# 연습 자료:
━━━━━━━━━━
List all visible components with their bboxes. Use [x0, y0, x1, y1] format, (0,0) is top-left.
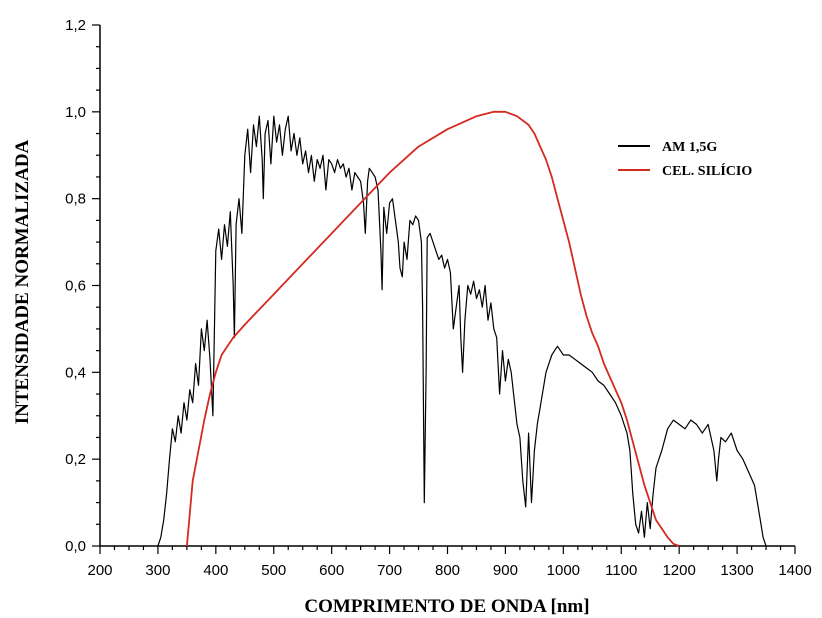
legend-label-am15g: AM 1,5G: [662, 140, 717, 155]
x-axis-title: COMPRIMENTO DE ONDA [nm]: [304, 596, 589, 617]
y-tick-label: 0,0: [65, 538, 86, 555]
y-tick-label: 1,2: [65, 17, 86, 34]
x-tick-label: 1200: [662, 562, 695, 579]
x-tick-label: 900: [493, 562, 518, 579]
series-line-silicio: [187, 112, 679, 546]
tick-marks: [92, 25, 795, 554]
x-tick-label: 1000: [547, 562, 580, 579]
x-tick-labels: 200 300 400 500 600 700 800 900 1000 1100 1200 1300…: [87, 562, 811, 579]
y-tick-label: 1,0: [65, 104, 86, 121]
x-tick-label: 400: [203, 562, 228, 579]
y-tick-label: 0,8: [65, 191, 86, 208]
series-line-am15g: [158, 116, 766, 546]
legend: AM 1,5G CEL. SILÍCIO: [618, 140, 752, 179]
x-tick-label: 1400: [778, 562, 811, 579]
y-tick-label: 0,2: [65, 451, 86, 468]
y-tick-label: 0,6: [65, 278, 86, 295]
y-tick-label: 0,4: [65, 364, 86, 381]
x-tick-label: 600: [319, 562, 344, 579]
x-tick-label: 200: [87, 562, 112, 579]
y-axis-title: INTENSIDADE NORMALIZADA: [12, 139, 33, 424]
x-tick-label: 1100: [605, 562, 637, 579]
x-tick-label: 800: [435, 562, 460, 579]
x-tick-label: 500: [261, 562, 286, 579]
x-tick-label: 700: [377, 562, 402, 579]
legend-label-silicio: CEL. SILÍCIO: [662, 162, 752, 179]
x-tick-label: 1300: [720, 562, 753, 579]
axes: [100, 25, 795, 546]
x-tick-label: 300: [145, 562, 170, 579]
y-tick-labels: 0,0 0,2 0,4 0,6 0,8 1,0 1,2: [65, 17, 86, 555]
━━━━━━━━━━
위 목록의 모든 줄을 빈 줄 없이 번호를 매긴 목록으로 옮겨 적으십시오. 그림은 답에 넣지 마십시오.

# 서술형 답안:
1. List all visible components with their bboxes. Use [x0, y0, x1, y1] format, (0,0) is top-left.
2. legend-label-am15g: AM 1,5G: [662, 140, 717, 155]
3. x-axis-title: COMPRIMENTO DE ONDA [nm]: [304, 596, 589, 617]
4. y-tick-label: 0,0: [65, 538, 86, 555]
5. y-tick-label: 1,2: [65, 17, 86, 34]
6. x-tick-label: 1200: [662, 562, 695, 579]
7. x-tick-label: 900: [493, 562, 518, 579]
8. series-line-silicio: [187, 112, 679, 546]
9. tick-marks: [92, 25, 795, 554]
10. x-tick-label: 1000: [547, 562, 580, 579]
11. x-tick-labels: 200 300 400 500 600 700 800 900 1000 1100 1200 1300…: [87, 562, 811, 579]
12. y-tick-label: 1,0: [65, 104, 86, 121]
13. x-tick-label: 400: [203, 562, 228, 579]
14. y-tick-label: 0,8: [65, 191, 86, 208]
15. series-line-am15g: [158, 116, 766, 546]
16. legend: AM 1,5G CEL. SILÍCIO: [618, 140, 752, 179]
17. x-tick-label: 1400: [778, 562, 811, 579]
18. y-tick-label: 0,2: [65, 451, 86, 468]
19. y-tick-label: 0,6: [65, 278, 86, 295]
20. y-tick-label: 0,4: [65, 364, 86, 381]
21. x-tick-label: 600: [319, 562, 344, 579]
22. x-tick-label: 200: [87, 562, 112, 579]
23. y-axis-title: INTENSIDADE NORMALIZADA: [12, 139, 33, 424]
24. x-tick-label: 1100: [605, 562, 637, 579]
25. x-tick-label: 800: [435, 562, 460, 579]
26. x-tick-label: 500: [261, 562, 286, 579]
27. x-tick-label: 700: [377, 562, 402, 579]
28. legend-label-silicio: CEL. SILÍCIO: [662, 162, 752, 179]
29. x-tick-label: 1300: [720, 562, 753, 579]
30. axes: [100, 25, 795, 546]
31. x-tick-label: 300: [145, 562, 170, 579]
32. y-tick-labels: 0,0 0,2 0,4 0,6 0,8 1,0 1,2: [65, 17, 86, 555]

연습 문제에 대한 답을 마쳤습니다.